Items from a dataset
--------------------

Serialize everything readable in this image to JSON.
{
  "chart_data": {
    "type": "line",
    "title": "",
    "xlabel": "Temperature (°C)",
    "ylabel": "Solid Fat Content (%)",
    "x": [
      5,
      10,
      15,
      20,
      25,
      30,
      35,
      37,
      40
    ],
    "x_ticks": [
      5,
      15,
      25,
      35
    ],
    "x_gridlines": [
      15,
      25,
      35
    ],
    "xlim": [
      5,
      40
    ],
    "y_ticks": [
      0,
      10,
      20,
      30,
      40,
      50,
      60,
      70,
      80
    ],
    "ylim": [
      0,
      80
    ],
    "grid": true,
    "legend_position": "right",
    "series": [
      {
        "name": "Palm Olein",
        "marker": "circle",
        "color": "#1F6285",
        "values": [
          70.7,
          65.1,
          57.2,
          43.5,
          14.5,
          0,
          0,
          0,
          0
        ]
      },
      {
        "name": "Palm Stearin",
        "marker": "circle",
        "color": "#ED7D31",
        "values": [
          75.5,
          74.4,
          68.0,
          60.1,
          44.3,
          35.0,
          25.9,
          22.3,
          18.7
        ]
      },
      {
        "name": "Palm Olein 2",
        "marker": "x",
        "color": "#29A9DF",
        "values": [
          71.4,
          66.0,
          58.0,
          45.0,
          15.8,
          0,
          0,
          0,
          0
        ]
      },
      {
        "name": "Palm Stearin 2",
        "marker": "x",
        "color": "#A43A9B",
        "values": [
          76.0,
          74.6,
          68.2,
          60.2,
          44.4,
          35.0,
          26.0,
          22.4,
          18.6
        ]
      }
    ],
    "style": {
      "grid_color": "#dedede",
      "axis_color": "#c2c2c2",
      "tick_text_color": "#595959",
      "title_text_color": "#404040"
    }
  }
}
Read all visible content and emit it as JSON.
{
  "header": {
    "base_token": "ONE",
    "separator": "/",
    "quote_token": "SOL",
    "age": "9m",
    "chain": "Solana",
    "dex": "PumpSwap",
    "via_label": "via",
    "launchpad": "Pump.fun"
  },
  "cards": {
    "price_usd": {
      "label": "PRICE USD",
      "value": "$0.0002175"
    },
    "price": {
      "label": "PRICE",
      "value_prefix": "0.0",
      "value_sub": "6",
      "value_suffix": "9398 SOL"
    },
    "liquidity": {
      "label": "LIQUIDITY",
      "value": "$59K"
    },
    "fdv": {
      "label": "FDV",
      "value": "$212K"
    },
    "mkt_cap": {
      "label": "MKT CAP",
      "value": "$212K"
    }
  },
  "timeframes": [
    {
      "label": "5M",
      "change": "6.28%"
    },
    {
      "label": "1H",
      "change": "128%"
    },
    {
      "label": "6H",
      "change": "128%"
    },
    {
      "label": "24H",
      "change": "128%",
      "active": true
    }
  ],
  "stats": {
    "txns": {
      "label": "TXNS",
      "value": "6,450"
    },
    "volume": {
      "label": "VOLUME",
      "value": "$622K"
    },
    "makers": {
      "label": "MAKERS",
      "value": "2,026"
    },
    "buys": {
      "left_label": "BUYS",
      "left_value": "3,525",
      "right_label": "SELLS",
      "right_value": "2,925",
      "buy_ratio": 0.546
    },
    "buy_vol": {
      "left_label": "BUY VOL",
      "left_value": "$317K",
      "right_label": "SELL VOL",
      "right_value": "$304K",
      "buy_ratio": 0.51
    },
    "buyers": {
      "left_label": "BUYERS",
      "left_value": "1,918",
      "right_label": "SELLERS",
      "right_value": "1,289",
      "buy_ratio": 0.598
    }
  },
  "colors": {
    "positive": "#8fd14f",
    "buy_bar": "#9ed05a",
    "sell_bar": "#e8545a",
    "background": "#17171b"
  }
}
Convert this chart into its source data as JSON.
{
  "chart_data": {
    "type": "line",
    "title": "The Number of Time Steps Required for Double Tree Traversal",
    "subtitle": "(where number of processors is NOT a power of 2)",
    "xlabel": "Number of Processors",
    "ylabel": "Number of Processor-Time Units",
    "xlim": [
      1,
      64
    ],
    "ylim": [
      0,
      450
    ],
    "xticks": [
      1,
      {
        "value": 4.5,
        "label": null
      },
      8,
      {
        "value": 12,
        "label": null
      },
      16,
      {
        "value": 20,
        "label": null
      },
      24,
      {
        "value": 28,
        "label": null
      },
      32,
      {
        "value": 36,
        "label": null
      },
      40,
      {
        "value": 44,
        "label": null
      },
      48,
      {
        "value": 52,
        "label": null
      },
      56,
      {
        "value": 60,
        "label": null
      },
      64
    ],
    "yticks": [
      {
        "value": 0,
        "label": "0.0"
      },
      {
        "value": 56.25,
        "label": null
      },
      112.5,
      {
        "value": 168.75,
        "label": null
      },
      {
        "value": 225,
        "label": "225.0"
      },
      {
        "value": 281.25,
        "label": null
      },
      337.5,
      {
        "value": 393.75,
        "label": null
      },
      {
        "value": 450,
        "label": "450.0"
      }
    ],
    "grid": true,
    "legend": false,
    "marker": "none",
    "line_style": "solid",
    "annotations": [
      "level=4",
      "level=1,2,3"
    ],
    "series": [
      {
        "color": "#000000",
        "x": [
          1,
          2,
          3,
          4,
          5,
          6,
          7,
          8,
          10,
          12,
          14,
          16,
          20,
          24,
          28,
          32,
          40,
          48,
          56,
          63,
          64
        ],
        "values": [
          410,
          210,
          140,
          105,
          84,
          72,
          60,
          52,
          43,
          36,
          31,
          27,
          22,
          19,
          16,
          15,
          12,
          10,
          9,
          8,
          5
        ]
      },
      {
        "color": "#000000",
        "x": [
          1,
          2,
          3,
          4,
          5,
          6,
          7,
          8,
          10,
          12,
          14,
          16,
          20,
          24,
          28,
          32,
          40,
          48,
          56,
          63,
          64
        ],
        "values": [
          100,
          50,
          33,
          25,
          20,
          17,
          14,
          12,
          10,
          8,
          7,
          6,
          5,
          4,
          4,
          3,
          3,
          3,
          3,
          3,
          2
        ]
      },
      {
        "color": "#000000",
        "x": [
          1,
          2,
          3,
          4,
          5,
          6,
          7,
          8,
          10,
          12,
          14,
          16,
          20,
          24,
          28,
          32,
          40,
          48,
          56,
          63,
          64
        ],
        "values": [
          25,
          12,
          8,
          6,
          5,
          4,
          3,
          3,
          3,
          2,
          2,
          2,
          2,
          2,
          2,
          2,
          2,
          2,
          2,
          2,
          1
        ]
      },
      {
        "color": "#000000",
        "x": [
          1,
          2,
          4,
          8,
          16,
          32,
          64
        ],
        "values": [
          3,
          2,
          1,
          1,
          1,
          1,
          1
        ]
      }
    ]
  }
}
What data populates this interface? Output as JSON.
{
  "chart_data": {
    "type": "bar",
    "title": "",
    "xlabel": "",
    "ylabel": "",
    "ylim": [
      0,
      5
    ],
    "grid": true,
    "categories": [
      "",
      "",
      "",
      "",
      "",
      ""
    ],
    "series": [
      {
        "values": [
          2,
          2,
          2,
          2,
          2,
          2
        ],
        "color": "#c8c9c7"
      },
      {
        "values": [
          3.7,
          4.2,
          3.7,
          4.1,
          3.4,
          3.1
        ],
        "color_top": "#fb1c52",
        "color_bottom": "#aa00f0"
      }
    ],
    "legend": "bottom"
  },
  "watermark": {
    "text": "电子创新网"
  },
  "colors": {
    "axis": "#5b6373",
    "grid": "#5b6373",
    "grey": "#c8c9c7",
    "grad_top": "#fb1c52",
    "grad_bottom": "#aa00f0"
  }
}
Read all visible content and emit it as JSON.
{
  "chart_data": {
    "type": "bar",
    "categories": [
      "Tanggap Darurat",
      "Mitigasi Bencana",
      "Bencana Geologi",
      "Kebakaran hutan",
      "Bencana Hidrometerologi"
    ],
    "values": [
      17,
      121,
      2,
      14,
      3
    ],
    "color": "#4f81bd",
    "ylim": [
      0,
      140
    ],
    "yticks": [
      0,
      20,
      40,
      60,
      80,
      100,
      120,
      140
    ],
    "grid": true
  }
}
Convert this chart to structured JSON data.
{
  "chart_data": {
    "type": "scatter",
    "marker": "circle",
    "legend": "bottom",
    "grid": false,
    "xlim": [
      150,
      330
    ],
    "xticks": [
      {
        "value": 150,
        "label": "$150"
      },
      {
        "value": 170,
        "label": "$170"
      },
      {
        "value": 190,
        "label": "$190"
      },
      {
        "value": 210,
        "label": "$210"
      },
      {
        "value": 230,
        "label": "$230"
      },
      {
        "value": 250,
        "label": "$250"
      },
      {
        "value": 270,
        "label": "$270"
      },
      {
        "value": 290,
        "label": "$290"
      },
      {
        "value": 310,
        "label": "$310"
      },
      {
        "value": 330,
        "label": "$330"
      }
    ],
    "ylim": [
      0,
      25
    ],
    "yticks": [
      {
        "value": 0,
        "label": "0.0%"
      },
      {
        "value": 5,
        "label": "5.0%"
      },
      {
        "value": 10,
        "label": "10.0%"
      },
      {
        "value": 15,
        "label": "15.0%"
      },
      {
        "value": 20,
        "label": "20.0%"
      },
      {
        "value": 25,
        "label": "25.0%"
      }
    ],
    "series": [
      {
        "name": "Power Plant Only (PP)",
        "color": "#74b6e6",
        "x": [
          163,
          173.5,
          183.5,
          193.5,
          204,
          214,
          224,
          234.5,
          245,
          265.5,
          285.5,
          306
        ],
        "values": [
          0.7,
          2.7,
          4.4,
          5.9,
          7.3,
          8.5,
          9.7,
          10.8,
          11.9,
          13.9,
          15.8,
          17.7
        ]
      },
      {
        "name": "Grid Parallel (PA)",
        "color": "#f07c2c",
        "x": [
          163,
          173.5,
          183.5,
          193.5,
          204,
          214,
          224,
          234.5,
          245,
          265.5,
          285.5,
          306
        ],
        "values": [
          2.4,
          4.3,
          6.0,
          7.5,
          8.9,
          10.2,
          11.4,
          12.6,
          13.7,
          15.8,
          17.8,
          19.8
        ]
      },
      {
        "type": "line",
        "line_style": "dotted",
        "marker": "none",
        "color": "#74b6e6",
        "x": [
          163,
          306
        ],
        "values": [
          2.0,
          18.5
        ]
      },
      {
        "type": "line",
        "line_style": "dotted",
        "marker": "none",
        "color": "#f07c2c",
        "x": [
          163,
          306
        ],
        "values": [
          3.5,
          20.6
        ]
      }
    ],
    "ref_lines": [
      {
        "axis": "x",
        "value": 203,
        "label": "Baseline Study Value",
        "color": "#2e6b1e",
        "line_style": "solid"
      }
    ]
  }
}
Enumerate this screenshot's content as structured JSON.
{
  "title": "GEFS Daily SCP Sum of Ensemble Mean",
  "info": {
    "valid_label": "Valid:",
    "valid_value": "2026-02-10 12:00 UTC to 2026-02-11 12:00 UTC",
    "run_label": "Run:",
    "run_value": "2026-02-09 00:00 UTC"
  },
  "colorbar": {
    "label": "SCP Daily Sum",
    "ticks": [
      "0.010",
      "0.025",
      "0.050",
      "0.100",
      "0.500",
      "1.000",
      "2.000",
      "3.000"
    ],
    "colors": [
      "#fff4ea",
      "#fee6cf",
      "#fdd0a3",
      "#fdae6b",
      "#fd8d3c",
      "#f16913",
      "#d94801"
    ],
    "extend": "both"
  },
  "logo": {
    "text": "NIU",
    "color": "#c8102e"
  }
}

--------------------

| WHAT YOU WILL DO |
From the listing above, copy every line that holds the string "Palm".

| PROBLEM SOLUTION |
        "name": "Palm Olein",
        "name": "Palm Stearin",
        "name": "Palm Olein 2",
        "name": "Palm Stearin 2",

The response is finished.